> _What is asked_
Quote the entries in full, character for character, without their images.

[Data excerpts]

+ + + + + + +

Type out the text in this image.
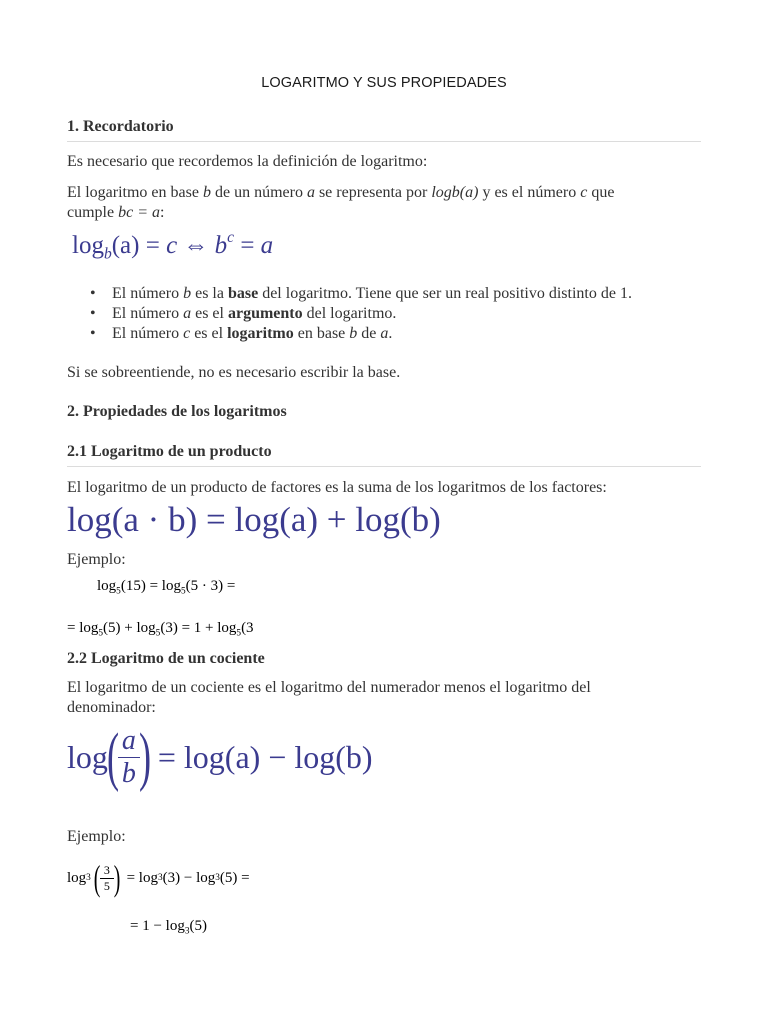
LOGARITMO Y SUS PROPIEDADES
1. Recordatorio
Es necesario que recordemos la definición de logaritmo:
El logaritmo en base b de un número a se representa por logb(a) y es el número c que
cumple bc = a:
$\log_b(a) = c$ ⇔ $b^c = a$
• El número b es la base del logaritmo. Tiene que ser un real positivo distinto de 1.
• El número a es el argumento del logaritmo.
• El número c es el logaritmo en base b de a.
Si se sobreentiende, no es necesario escribir la base.
2. Propiedades de los logaritmos
2.1 Logaritmo de un producto
El logaritmo de un producto de factores es la suma de los logaritmos de los factores:
log(a · b) = log(a) + log(b)
Ejemplo:
$\log_5(15) = \log_5(5 \cdot 3)$ =
= $\log_5(5) + \log_5(3) = 1 + \log_5(3$
2.2 Logaritmo de un cociente
El logaritmo de un cociente es el logaritmo del numerador menos el logaritmo del
denominador:
log
(
$\frac{a}{b}$
)
= log(a) − log(b)
Ejemplo:
log 3 ( $\frac{3}{5}$ ) = log 3 (3) − log 3 (5) =
= $1 - \log_3(5)$
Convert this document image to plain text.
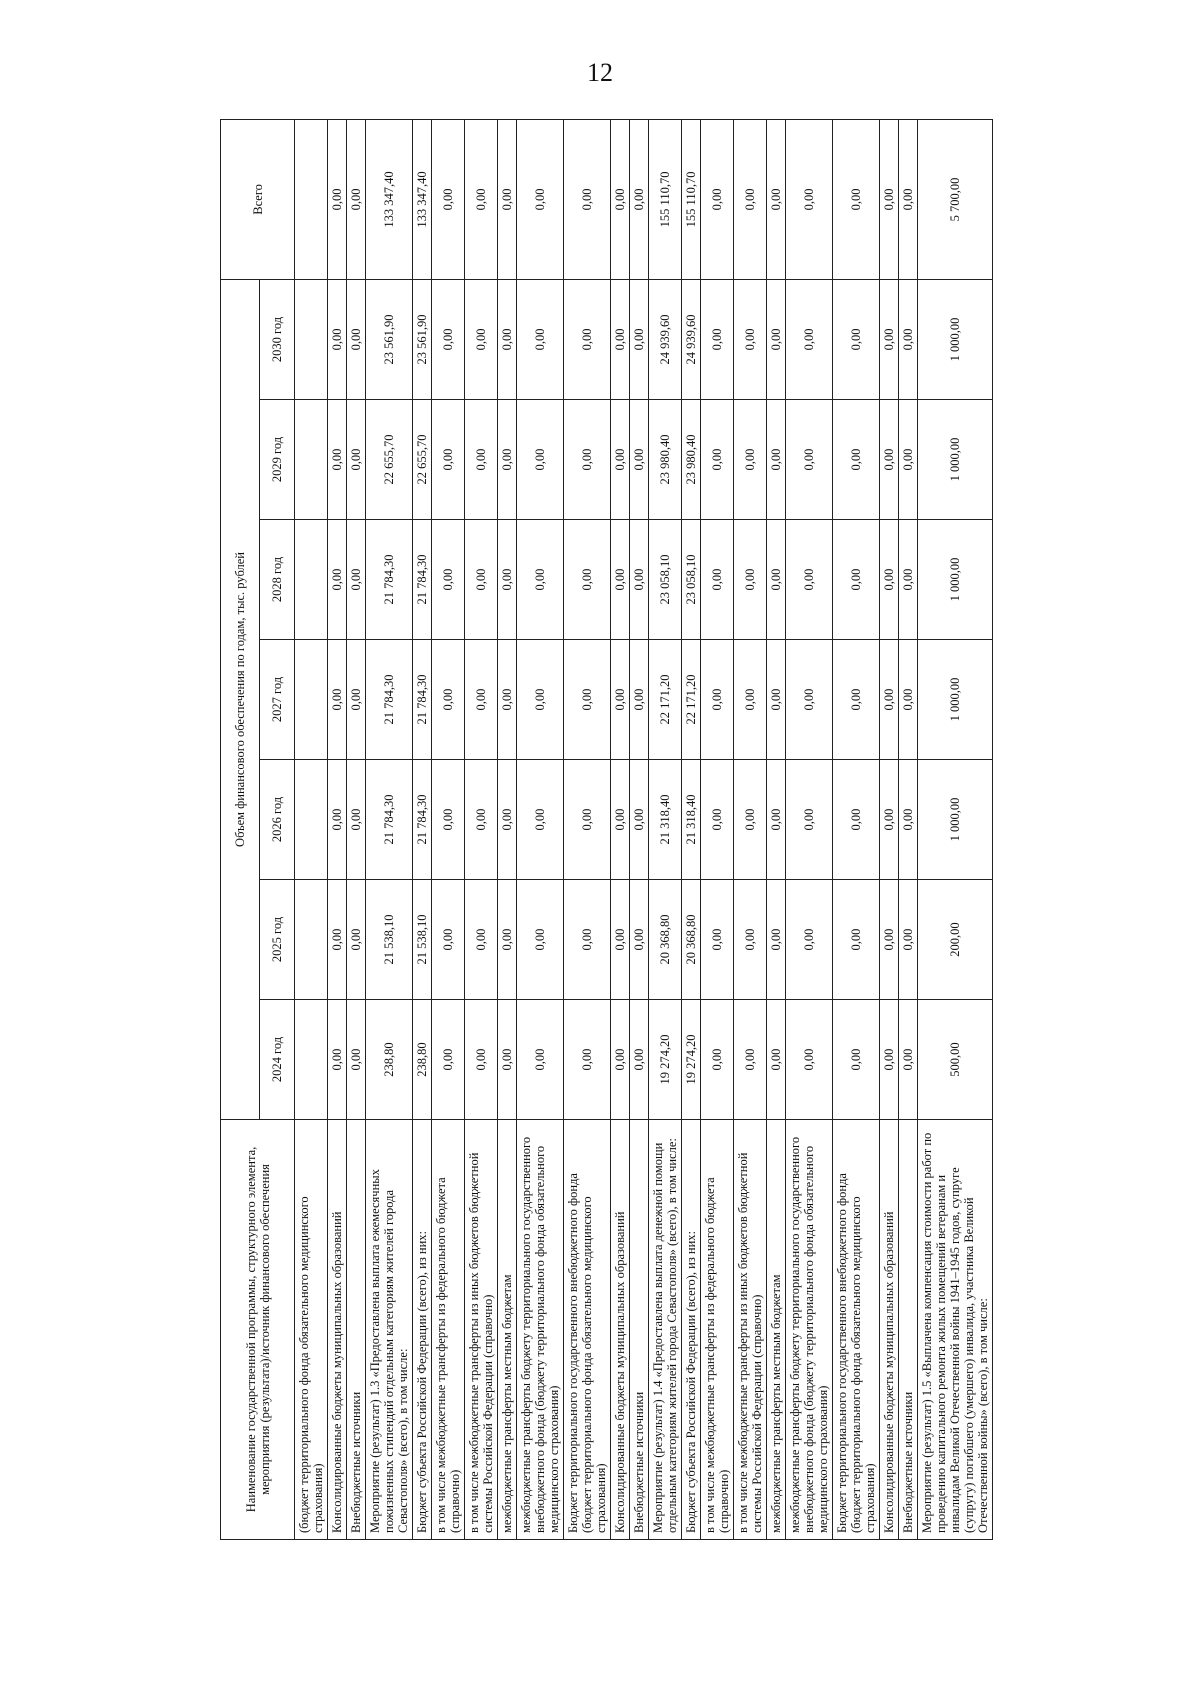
12
Наименование государственной программы, структурного элемента, мероприятия (результата)/источник финансового обеспечения	Объем финансового обеспечения по годам, тыс. рублей							Всего
	2024 год	2025 год	2026 год	2027 год	2028 год	2029 год	2030 год	
(бюджет территориального фонда обязательного медицинского страхования)								
Консолидированные бюджеты муниципальных образований	0,00	0,00	0,00	0,00	0,00	0,00	0,00	0,00
Внебюджетные источники	0,00	0,00	0,00	0,00	0,00	0,00	0,00	0,00
Мероприятие (результат) 1.3 «Предоставлена выплата ежемесячных пожизненных стипендий отдельным категориям жителей города Севастополя» (всего), в том числе:	238,80	21 538,10	21 784,30	21 784,30	21 784,30	22 655,70	23 561,90	133 347,40
Бюджет субъекта Российской Федерации (всего), из них:	238,80	21 538,10	21 784,30	21 784,30	21 784,30	22 655,70	23 561,90	133 347,40
в том числе межбюджетные трансферты из федерального бюджета (справочно)	0,00	0,00	0,00	0,00	0,00	0,00	0,00	0,00
в том числе межбюджетные трансферты из иных бюджетов бюджетной системы Российской Федерации (справочно)	0,00	0,00	0,00	0,00	0,00	0,00	0,00	0,00
межбюджетные трансферты местным бюджетам	0,00	0,00	0,00	0,00	0,00	0,00	0,00	0,00
межбюджетные трансферты бюджету территориального государственного внебюджетного фонда (бюджету территориального фонда обязательного медицинского страхования)	0,00	0,00	0,00	0,00	0,00	0,00	0,00	0,00
Бюджет территориального государственного внебюджетного фонда (бюджет территориального фонда обязательного медицинского страхования)	0,00	0,00	0,00	0,00	0,00	0,00	0,00	0,00
Консолидированные бюджеты муниципальных образований	0,00	0,00	0,00	0,00	0,00	0,00	0,00	0,00
Внебюджетные источники	0,00	0,00	0,00	0,00	0,00	0,00	0,00	0,00
Мероприятие (результат) 1.4 «Предоставлена выплата денежной помощи отдельным категориям жителей города Севастополя» (всего), в том числе:	19 274,20	20 368,80	21 318,40	22 171,20	23 058,10	23 980,40	24 939,60	155 110,70
Бюджет субъекта Российской Федерации (всего), из них:	19 274,20	20 368,80	21 318,40	22 171,20	23 058,10	23 980,40	24 939,60	155 110,70
в том числе межбюджетные трансферты из федерального бюджета (справочно)	0,00	0,00	0,00	0,00	0,00	0,00	0,00	0,00
в том числе межбюджетные трансферты из иных бюджетов бюджетной системы Российской Федерации (справочно)	0,00	0,00	0,00	0,00	0,00	0,00	0,00	0,00
межбюджетные трансферты местным бюджетам	0,00	0,00	0,00	0,00	0,00	0,00	0,00	0,00
межбюджетные трансферты бюджету территориального государственного внебюджетного фонда (бюджету территориального фонда обязательного медицинского страхования)	0,00	0,00	0,00	0,00	0,00	0,00	0,00	0,00
Бюджет территориального государственного внебюджетного фонда (бюджет территориального фонда обязательного медицинского страхования)	0,00	0,00	0,00	0,00	0,00	0,00	0,00	0,00
Консолидированные бюджеты муниципальных образований	0,00	0,00	0,00	0,00	0,00	0,00	0,00	0,00
Внебюджетные источники	0,00	0,00	0,00	0,00	0,00	0,00	0,00	0,00
Мероприятие (результат) 1.5 «Выплачена компенсация стоимости работ по проведению капитального ремонта жилых помещений ветеранам и инвалидам Великой Отечественной войны 1941–1945 годов, супруге (супругу) погибшего (умершего) инвалида, участника Великой Отечественной войны» (всего), в том числе:	500,00	200,00	1 000,00	1 000,00	1 000,00	1 000,00	1 000,00	5 700,00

+ + + + + + +

> _Output_
Type out the text in this image.
LOGARITMO Y SUS PROPIEDADES
1. Recordatorio
Es necesario que recordemos la definición de logaritmo:
El logaritmo en base b de un número a se representa por logb(a) y es el número c que
cumple bc = a:
$\log_b(a) = c$ ⇔ $b^c = a$
• El número b es la base del logaritmo. Tiene que ser un real positivo distinto de 1.
• El número a es el argumento del logaritmo.
• El número c es el logaritmo en base b de a.
Si se sobreentiende, no es necesario escribir la base.
2. Propiedades de los logaritmos
2.1 Logaritmo de un producto
El logaritmo de un producto de factores es la suma de los logaritmos de los factores:
log(a · b) = log(a) + log(b)
Ejemplo:
$\log_5(15) = \log_5(5 \cdot 3)$ =
= $\log_5(5) + \log_5(3) = 1 + \log_5(3$
2.2 Logaritmo de un cociente
El logaritmo de un cociente es el logaritmo del numerador menos el logaritmo del
denominador:
log
(
$\frac{a}{b}$
)
= log(a) − log(b)
Ejemplo:
log 3 ( $\frac{3}{5}$ ) = log 3 (3) − log 3 (5) =
= $1 - \log_3(5)$
Convert this document image to plain text.
12
Наименование государственной программы, структурного элемента, мероприятия (результата)/источник финансового обеспечения	Объем финансового обеспечения по годам, тыс. рублей							Всего
	2024 год	2025 год	2026 год	2027 год	2028 год	2029 год	2030 год	
(бюджет территориального фонда обязательного медицинского страхования)								
Консолидированные бюджеты муниципальных образований	0,00	0,00	0,00	0,00	0,00	0,00	0,00	0,00
Внебюджетные источники	0,00	0,00	0,00	0,00	0,00	0,00	0,00	0,00
Мероприятие (результат) 1.3 «Предоставлена выплата ежемесячных пожизненных стипендий отдельным категориям жителей города Севастополя» (всего), в том числе:	238,80	21 538,10	21 784,30	21 784,30	21 784,30	22 655,70	23 561,90	133 347,40
Бюджет субъекта Российской Федерации (всего), из них:	238,80	21 538,10	21 784,30	21 784,30	21 784,30	22 655,70	23 561,90	133 347,40
в том числе межбюджетные трансферты из федерального бюджета (справочно)	0,00	0,00	0,00	0,00	0,00	0,00	0,00	0,00
в том числе межбюджетные трансферты из иных бюджетов бюджетной системы Российской Федерации (справочно)	0,00	0,00	0,00	0,00	0,00	0,00	0,00	0,00
межбюджетные трансферты местным бюджетам	0,00	0,00	0,00	0,00	0,00	0,00	0,00	0,00
межбюджетные трансферты бюджету территориального государственного внебюджетного фонда (бюджету территориального фонда обязательного медицинского страхования)	0,00	0,00	0,00	0,00	0,00	0,00	0,00	0,00
Бюджет территориального государственного внебюджетного фонда (бюджет территориального фонда обязательного медицинского страхования)	0,00	0,00	0,00	0,00	0,00	0,00	0,00	0,00
Консолидированные бюджеты муниципальных образований	0,00	0,00	0,00	0,00	0,00	0,00	0,00	0,00
Внебюджетные источники	0,00	0,00	0,00	0,00	0,00	0,00	0,00	0,00
Мероприятие (результат) 1.4 «Предоставлена выплата денежной помощи отдельным категориям жителей города Севастополя» (всего), в том числе:	19 274,20	20 368,80	21 318,40	22 171,20	23 058,10	23 980,40	24 939,60	155 110,70
Бюджет субъекта Российской Федерации (всего), из них:	19 274,20	20 368,80	21 318,40	22 171,20	23 058,10	23 980,40	24 939,60	155 110,70
в том числе межбюджетные трансферты из федерального бюджета (справочно)	0,00	0,00	0,00	0,00	0,00	0,00	0,00	0,00
в том числе межбюджетные трансферты из иных бюджетов бюджетной системы Российской Федерации (справочно)	0,00	0,00	0,00	0,00	0,00	0,00	0,00	0,00
межбюджетные трансферты местным бюджетам	0,00	0,00	0,00	0,00	0,00	0,00	0,00	0,00
межбюджетные трансферты бюджету территориального государственного внебюджетного фонда (бюджету территориального фонда обязательного медицинского страхования)	0,00	0,00	0,00	0,00	0,00	0,00	0,00	0,00
Бюджет территориального государственного внебюджетного фонда (бюджет территориального фонда обязательного медицинского страхования)	0,00	0,00	0,00	0,00	0,00	0,00	0,00	0,00
Консолидированные бюджеты муниципальных образований	0,00	0,00	0,00	0,00	0,00	0,00	0,00	0,00
Внебюджетные источники	0,00	0,00	0,00	0,00	0,00	0,00	0,00	0,00
Мероприятие (результат) 1.5 «Выплачена компенсация стоимости работ по проведению капитального ремонта жилых помещений ветеранам и инвалидам Великой Отечественной войны 1941–1945 годов, супруге (супругу) погибшего (умершего) инвалида, участника Великой Отечественной войны» (всего), в том числе:	500,00	200,00	1 000,00	1 000,00	1 000,00	1 000,00	1 000,00	5 700,00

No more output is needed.